### ACTIVITY
Could you copy out every line of the data where the word "très" occurs?

### Stored data entries
⟨

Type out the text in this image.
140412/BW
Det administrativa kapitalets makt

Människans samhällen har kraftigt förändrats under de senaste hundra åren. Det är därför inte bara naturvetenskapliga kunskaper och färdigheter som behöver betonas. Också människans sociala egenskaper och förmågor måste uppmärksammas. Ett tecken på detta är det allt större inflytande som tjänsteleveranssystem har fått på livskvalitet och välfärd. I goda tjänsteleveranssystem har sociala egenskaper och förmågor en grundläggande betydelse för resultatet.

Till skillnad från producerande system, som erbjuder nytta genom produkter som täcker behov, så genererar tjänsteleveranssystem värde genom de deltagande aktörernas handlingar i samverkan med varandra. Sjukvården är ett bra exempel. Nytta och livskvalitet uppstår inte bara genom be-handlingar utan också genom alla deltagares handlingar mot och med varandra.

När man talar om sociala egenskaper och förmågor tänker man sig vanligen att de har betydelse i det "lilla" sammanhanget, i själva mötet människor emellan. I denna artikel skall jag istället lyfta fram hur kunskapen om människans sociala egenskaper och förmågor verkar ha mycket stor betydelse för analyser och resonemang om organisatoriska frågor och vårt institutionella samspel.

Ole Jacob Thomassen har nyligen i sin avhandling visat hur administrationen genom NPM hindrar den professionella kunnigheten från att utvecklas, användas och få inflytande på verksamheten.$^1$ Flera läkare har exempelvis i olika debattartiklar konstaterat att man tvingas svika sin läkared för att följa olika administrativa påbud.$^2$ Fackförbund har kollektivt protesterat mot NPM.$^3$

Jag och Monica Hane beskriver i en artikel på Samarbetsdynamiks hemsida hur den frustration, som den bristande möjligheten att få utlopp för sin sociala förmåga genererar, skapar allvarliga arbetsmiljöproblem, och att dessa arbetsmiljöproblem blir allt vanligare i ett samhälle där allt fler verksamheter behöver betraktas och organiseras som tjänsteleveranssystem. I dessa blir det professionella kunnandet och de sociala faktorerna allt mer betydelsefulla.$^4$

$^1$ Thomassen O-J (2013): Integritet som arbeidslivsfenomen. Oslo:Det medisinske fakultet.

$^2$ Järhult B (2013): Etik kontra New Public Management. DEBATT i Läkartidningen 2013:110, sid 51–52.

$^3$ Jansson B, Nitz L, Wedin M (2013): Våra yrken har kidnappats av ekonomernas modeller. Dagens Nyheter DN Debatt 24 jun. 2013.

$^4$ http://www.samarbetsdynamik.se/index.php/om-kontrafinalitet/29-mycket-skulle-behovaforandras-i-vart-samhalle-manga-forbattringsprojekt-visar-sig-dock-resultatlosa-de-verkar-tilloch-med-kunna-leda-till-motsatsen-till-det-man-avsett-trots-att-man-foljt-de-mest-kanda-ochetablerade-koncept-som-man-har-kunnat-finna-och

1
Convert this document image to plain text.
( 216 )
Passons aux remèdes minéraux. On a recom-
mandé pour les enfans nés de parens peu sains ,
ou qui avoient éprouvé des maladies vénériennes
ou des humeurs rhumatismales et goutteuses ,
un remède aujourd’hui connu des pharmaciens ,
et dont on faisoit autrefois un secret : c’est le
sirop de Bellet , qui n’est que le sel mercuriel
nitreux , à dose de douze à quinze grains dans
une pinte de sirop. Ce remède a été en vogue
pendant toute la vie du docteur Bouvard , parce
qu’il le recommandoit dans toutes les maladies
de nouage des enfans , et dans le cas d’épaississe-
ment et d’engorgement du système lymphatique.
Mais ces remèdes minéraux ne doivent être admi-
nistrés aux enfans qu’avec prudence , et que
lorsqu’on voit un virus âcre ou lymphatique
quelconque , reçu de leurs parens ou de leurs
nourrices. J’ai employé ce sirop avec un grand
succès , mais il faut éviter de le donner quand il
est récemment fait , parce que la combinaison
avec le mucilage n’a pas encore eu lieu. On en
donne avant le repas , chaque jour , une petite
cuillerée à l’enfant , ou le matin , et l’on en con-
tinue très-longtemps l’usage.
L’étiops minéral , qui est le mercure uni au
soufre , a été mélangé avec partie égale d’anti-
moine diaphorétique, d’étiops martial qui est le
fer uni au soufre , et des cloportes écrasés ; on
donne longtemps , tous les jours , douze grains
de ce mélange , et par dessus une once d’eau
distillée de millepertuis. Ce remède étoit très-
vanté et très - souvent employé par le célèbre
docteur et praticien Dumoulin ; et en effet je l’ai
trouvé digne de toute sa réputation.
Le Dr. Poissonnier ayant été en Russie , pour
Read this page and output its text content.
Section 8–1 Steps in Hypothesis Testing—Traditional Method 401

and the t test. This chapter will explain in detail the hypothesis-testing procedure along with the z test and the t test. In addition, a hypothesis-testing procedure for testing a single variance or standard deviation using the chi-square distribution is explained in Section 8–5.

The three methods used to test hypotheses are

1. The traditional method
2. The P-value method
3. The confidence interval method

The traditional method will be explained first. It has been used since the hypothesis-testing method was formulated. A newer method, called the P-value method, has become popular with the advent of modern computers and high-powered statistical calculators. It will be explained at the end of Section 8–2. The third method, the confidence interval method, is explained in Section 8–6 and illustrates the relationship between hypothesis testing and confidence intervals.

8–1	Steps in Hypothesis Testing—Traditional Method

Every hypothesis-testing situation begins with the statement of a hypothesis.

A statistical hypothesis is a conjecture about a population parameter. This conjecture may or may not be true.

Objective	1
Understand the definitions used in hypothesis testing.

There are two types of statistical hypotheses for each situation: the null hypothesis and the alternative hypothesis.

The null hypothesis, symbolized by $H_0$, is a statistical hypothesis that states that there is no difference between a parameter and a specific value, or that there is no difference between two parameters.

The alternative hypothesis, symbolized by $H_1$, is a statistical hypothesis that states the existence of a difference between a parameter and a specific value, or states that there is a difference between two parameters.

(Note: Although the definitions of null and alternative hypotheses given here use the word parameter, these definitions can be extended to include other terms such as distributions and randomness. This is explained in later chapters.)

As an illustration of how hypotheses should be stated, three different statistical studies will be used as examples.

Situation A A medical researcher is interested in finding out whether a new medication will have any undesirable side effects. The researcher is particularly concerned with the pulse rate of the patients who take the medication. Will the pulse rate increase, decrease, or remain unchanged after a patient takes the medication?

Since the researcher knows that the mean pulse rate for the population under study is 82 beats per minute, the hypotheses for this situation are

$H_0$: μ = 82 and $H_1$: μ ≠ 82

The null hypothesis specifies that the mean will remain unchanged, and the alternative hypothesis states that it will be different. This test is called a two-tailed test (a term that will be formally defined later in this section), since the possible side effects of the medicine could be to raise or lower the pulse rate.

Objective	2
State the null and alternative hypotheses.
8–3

⟩

### YOUR SOLUTION
tinue très-longtemps l’usage.
distillée de millepertuis. Ce remède étoit très-
vanté et très - souvent employé par le célèbre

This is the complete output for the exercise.